# YOUR GOAL
Please report every line from the material that contains the word "указано".
##### RECORDS FOR PROCESSING
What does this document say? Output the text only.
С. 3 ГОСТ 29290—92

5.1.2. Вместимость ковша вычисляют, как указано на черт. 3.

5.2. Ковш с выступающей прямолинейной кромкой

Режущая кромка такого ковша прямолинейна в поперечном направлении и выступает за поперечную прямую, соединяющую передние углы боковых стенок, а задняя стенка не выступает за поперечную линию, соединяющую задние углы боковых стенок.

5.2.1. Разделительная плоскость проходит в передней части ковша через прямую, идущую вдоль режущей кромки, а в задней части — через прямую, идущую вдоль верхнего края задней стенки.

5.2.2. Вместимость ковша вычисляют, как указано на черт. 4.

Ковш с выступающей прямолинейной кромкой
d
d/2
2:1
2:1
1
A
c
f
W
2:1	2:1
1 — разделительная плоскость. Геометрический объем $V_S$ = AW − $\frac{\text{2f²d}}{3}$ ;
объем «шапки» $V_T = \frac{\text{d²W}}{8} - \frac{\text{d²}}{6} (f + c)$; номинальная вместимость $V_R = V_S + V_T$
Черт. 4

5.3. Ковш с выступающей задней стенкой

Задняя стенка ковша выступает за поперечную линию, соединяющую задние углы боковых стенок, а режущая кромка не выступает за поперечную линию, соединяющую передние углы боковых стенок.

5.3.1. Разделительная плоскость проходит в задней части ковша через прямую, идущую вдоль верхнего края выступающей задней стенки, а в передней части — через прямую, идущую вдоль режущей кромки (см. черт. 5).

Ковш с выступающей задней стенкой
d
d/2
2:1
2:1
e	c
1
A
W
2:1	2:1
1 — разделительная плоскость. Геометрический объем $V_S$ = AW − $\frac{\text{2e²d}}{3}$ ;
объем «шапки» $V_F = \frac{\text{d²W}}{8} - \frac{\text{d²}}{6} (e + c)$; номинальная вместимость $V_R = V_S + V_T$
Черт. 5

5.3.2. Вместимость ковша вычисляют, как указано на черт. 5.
##########
# OUTPUT OF THE EXERCISE
5.1.2. Вместимость ковша вычисляют, как указано на черт. 3.
5.2.2. Вместимость ковша вычисляют, как указано на черт. 4.
5.3.2. Вместимость ковша вычисляют, как указано на черт. 5.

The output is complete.